--- start DATA PROVIDED ---
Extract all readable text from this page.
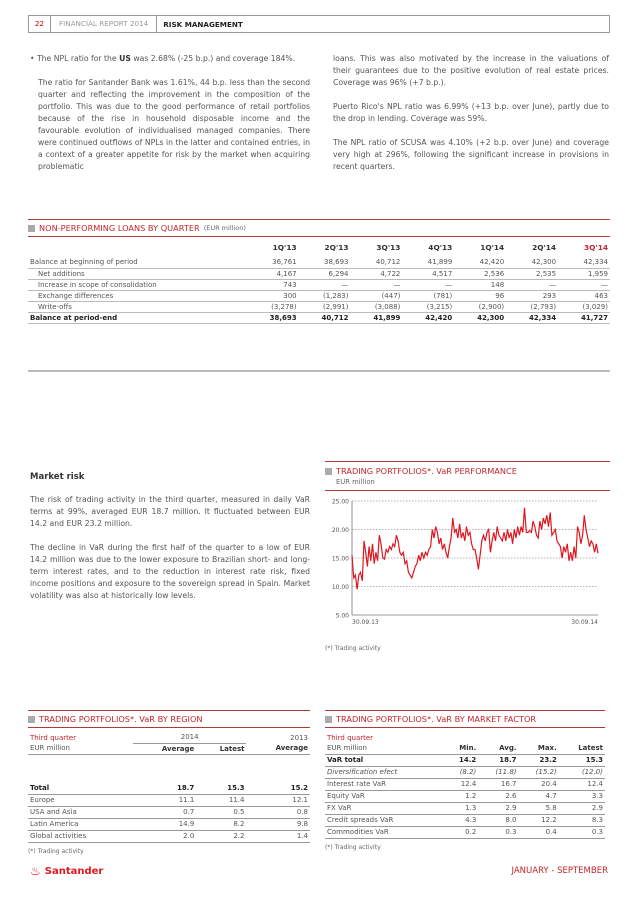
22	FINANCIAL REPORT 2014	RISK MANAGEMENT

• The NPL ratio for the US was 2.68% (-25 b.p.) and coverage 184%.

The ratio for Santander Bank was 1.61%, 44 b.p. less than the second quarter and reflecting the improvement in the composition of the portfolio. This was due to the good performance of retail portfolios because of the rise in household disposable income and the favourable evolution of individualised managed companies. There were continued outflows of NPLs in the latter and contained entries, in a context of a greater appetite for risk by the market when acquiring problematic

loans. This was also motivated by the increase in the valuations of their guarantees due to the positive evolution of real estate prices. Coverage was 96% (+7 b.p.).

Puerto Rico's NPL ratio was 6.99% (+13 b.p. over June), partly due to the drop in lending. Coverage was 59%.

The NPL ratio of SCUSA was 4.10% (+2 b.p. over June) and coverage very high at 296%, following the significant increase in provisions in recent quarters.

NON-PERFORMING LOANS BY QUARTER (EUR million)
	1Q'13	2Q'13	3Q'13	4Q'13	1Q'14	2Q'14	3Q'14
Balance at beginning of period	36,761	38,693	40,712	41,899	42,420	42,300	42,334
Net additions	4,167	6,294	4,722	4,517	2,536	2,535	1,959
Increase in scope of consolidation	743	—	—	—	148	—	—
Exchange differences	300	(1,283)	(447)	(781)	96	293	463
Write-offs	(3,278)	(2,991)	(3,088)	(3,215)	(2,900)	(2,793)	(3,029)
Balance at period-end	38,693	40,712	41,899	42,420	42,300	42,334	41,727
Market risk

The risk of trading activity in the third quarter, measured in daily VaR terms at 99%, averaged EUR 18.7 million. It fluctuated between EUR 14.2 and EUR 23.2 million.

The decline in VaR during the first half of the quarter to a low of EUR 14.2 million was due to the lower exposure to Brazilian short- and long-term interest rates, and to the reduction in interest rate risk, fixed income positions and exposure to the sovereign spread in Spain. Market volatility was also at historically low levels.

TRADING PORTFOLIOS*. VaR PERFORMANCE
EUR million
25.00
20.00
15.00
10.00
5.00
30.09.13	30.09.14
(*) Trading activity
TRADING PORTFOLIOS*. VaR BY REGION
Third quarter	2014		2013
EUR million	Average	Latest	Average

Total	18.7	15.3	15.2
Europe	11.1	11.4	12.1
USA and Asia	0.7	0.5	0.8
Latin America	14.9	8.2	9.8
Global activities	2.0	2.2	1.4
(*) Trading activity
TRADING PORTFOLIOS*. VaR BY MARKET FACTOR
Third quarter				
EUR million	Min.	Avg.	Max.	Latest
VaR total	14.2	18.7	23.2	15.3
Diversification efect	(8.2)	(11.8)	(15.2)	(12.0)
Interest rate VaR	12.4	16.7	20.4	12.4
Equity VaR	1.2	2.6	4.7	3.3
FX VaR	1.3	2.9	5.8	2.9
Credit spreads VaR	4.3	8.0	12.2	8.3
Commodities VaR	0.2	0.3	0.4	0.3
(*) Trading activity
♨ Santander	JANUARY - SEPTEMBER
--- end DATA PROVIDED ---
■ WHAT YOU HAVE TO DO ■
Copy out each record shown above without alteration, skipping any picture.

■ COMPLETED TASK ■
Extract all readable text from this page.
22	FINANCIAL REPORT 2014	RISK MANAGEMENT

• The NPL ratio for the US was 2.68% (-25 b.p.) and coverage 184%.

The ratio for Santander Bank was 1.61%, 44 b.p. less than the second quarter and reflecting the improvement in the composition of the portfolio. This was due to the good performance of retail portfolios because of the rise in household disposable income and the favourable evolution of individualised managed companies. There were continued outflows of NPLs in the latter and contained entries, in a context of a greater appetite for risk by the market when acquiring problematic

loans. This was also motivated by the increase in the valuations of their guarantees due to the positive evolution of real estate prices. Coverage was 96% (+7 b.p.).

Puerto Rico's NPL ratio was 6.99% (+13 b.p. over June), partly due to the drop in lending. Coverage was 59%.

The NPL ratio of SCUSA was 4.10% (+2 b.p. over June) and coverage very high at 296%, following the significant increase in provisions in recent quarters.

NON-PERFORMING LOANS BY QUARTER (EUR million)
	1Q'13	2Q'13	3Q'13	4Q'13	1Q'14	2Q'14	3Q'14
Balance at beginning of period	36,761	38,693	40,712	41,899	42,420	42,300	42,334
Net additions	4,167	6,294	4,722	4,517	2,536	2,535	1,959
Increase in scope of consolidation	743	—	—	—	148	—	—
Exchange differences	300	(1,283)	(447)	(781)	96	293	463
Write-offs	(3,278)	(2,991)	(3,088)	(3,215)	(2,900)	(2,793)	(3,029)
Balance at period-end	38,693	40,712	41,899	42,420	42,300	42,334	41,727
Market risk

The risk of trading activity in the third quarter, measured in daily VaR terms at 99%, averaged EUR 18.7 million. It fluctuated between EUR 14.2 and EUR 23.2 million.

The decline in VaR during the first half of the quarter to a low of EUR 14.2 million was due to the lower exposure to Brazilian short- and long-term interest rates, and to the reduction in interest rate risk, fixed income positions and exposure to the sovereign spread in Spain. Market volatility was also at historically low levels.

TRADING PORTFOLIOS*. VaR PERFORMANCE
EUR million
25.00
20.00
15.00
10.00
5.00
30.09.13	30.09.14
(*) Trading activity
TRADING PORTFOLIOS*. VaR BY REGION
Third quarter	2014		2013
EUR million	Average	Latest	Average

Total	18.7	15.3	15.2
Europe	11.1	11.4	12.1
USA and Asia	0.7	0.5	0.8
Latin America	14.9	8.2	9.8
Global activities	2.0	2.2	1.4
(*) Trading activity
TRADING PORTFOLIOS*. VaR BY MARKET FACTOR
Third quarter				
EUR million	Min.	Avg.	Max.	Latest
VaR total	14.2	18.7	23.2	15.3
Diversification efect	(8.2)	(11.8)	(15.2)	(12.0)
Interest rate VaR	12.4	16.7	20.4	12.4
Equity VaR	1.2	2.6	4.7	3.3
FX VaR	1.3	2.9	5.8	2.9
Credit spreads VaR	4.3	8.0	12.2	8.3
Commodities VaR	0.2	0.3	0.4	0.3
(*) Trading activity
♨ Santander	JANUARY - SEPTEMBER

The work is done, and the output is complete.